## Prompt
Give every entry again, word for word.

## Entries from a dataset

--- START ---

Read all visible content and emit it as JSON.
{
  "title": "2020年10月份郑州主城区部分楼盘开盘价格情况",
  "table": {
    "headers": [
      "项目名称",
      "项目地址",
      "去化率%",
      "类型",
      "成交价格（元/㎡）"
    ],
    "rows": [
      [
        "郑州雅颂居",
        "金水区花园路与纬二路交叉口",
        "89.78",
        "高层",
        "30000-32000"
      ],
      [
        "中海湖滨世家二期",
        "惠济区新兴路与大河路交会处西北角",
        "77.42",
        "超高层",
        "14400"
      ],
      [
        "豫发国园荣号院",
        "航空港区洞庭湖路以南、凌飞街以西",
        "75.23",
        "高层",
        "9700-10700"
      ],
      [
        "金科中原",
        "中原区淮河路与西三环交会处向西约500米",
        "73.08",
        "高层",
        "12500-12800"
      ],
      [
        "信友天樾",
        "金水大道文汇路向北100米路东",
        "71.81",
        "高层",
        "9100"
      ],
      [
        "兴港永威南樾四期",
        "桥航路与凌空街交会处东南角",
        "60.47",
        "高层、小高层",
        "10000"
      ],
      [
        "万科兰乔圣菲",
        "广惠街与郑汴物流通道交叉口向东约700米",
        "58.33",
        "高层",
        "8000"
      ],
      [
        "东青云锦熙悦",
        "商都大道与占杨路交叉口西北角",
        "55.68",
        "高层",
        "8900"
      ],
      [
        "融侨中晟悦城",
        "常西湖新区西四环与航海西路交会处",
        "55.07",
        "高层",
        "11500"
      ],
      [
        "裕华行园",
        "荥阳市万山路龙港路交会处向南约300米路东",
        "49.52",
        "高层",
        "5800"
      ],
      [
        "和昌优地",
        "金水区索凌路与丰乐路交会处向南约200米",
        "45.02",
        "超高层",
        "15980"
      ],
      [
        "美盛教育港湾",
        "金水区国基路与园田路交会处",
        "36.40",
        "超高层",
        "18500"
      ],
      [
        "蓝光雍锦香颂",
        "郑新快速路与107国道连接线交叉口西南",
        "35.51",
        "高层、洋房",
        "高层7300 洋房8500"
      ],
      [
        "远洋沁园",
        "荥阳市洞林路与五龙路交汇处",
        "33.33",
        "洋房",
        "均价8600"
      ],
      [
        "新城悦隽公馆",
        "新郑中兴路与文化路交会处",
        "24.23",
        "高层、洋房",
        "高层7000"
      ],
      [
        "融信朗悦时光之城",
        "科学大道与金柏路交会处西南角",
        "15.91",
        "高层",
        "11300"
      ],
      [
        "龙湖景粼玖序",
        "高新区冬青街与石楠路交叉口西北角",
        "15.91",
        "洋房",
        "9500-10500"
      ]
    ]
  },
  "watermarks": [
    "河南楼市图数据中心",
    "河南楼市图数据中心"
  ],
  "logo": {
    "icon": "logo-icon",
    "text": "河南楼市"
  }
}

--- END ---

## Response to this exercise
Read all visible content and emit it as JSON.
{
  "title": "2020年10月份郑州主城区部分楼盘开盘价格情况",
  "table": {
    "headers": [
      "项目名称",
      "项目地址",
      "去化率%",
      "类型",
      "成交价格（元/㎡）"
    ],
    "rows": [
      [
        "郑州雅颂居",
        "金水区花园路与纬二路交叉口",
        "89.78",
        "高层",
        "30000-32000"
      ],
      [
        "中海湖滨世家二期",
        "惠济区新兴路与大河路交会处西北角",
        "77.42",
        "超高层",
        "14400"
      ],
      [
        "豫发国园荣号院",
        "航空港区洞庭湖路以南、凌飞街以西",
        "75.23",
        "高层",
        "9700-10700"
      ],
      [
        "金科中原",
        "中原区淮河路与西三环交会处向西约500米",
        "73.08",
        "高层",
        "12500-12800"
      ],
      [
        "信友天樾",
        "金水大道文汇路向北100米路东",
        "71.81",
        "高层",
        "9100"
      ],
      [
        "兴港永威南樾四期",
        "桥航路与凌空街交会处东南角",
        "60.47",
        "高层、小高层",
        "10000"
      ],
      [
        "万科兰乔圣菲",
        "广惠街与郑汴物流通道交叉口向东约700米",
        "58.33",
        "高层",
        "8000"
      ],
      [
        "东青云锦熙悦",
        "商都大道与占杨路交叉口西北角",
        "55.68",
        "高层",
        "8900"
      ],
      [
        "融侨中晟悦城",
        "常西湖新区西四环与航海西路交会处",
        "55.07",
        "高层",
        "11500"
      ],
      [
        "裕华行园",
        "荥阳市万山路龙港路交会处向南约300米路东",
        "49.52",
        "高层",
        "5800"
      ],
      [
        "和昌优地",
        "金水区索凌路与丰乐路交会处向南约200米",
        "45.02",
        "超高层",
        "15980"
      ],
      [
        "美盛教育港湾",
        "金水区国基路与园田路交会处",
        "36.40",
        "超高层",
        "18500"
      ],
      [
        "蓝光雍锦香颂",
        "郑新快速路与107国道连接线交叉口西南",
        "35.51",
        "高层、洋房",
        "高层7300 洋房8500"
      ],
      [
        "远洋沁园",
        "荥阳市洞林路与五龙路交汇处",
        "33.33",
        "洋房",
        "均价8600"
      ],
      [
        "新城悦隽公馆",
        "新郑中兴路与文化路交会处",
        "24.23",
        "高层、洋房",
        "高层7000"
      ],
      [
        "融信朗悦时光之城",
        "科学大道与金柏路交会处西南角",
        "15.91",
        "高层",
        "11300"
      ],
      [
        "龙湖景粼玖序",
        "高新区冬青街与石楠路交叉口西北角",
        "15.91",
        "洋房",
        "9500-10500"
      ]
    ]
  },
  "watermarks": [
    "河南楼市图数据中心",
    "河南楼市图数据中心"
  ],
  "logo": {
    "icon": "logo-icon",
    "text": "河南楼市"
  }
}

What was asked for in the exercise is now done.